Task brief: Go through the listing below and list every line with "name".

=======

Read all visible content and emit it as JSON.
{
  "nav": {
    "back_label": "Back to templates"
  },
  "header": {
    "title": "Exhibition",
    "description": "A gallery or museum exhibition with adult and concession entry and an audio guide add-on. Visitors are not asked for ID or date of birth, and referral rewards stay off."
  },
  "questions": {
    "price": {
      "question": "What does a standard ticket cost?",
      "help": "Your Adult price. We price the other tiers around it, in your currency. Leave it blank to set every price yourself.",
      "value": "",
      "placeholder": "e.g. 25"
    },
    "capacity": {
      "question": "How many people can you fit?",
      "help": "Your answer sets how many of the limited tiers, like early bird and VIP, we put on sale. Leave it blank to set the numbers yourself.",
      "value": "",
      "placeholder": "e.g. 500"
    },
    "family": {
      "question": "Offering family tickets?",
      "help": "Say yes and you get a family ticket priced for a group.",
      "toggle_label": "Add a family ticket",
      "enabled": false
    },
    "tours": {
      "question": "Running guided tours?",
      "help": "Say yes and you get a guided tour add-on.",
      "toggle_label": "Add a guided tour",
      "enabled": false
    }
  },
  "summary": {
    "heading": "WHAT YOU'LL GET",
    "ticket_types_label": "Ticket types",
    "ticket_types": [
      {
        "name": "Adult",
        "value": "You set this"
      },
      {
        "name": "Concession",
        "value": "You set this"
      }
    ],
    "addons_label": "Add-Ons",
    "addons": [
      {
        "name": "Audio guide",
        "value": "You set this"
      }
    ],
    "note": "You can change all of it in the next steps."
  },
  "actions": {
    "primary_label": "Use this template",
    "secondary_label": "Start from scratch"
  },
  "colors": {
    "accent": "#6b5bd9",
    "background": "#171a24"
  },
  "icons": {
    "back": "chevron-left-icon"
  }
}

=======

Solution to this problem:
        "name": "Adult",
        "name": "Concession",
        "name": "Audio guide",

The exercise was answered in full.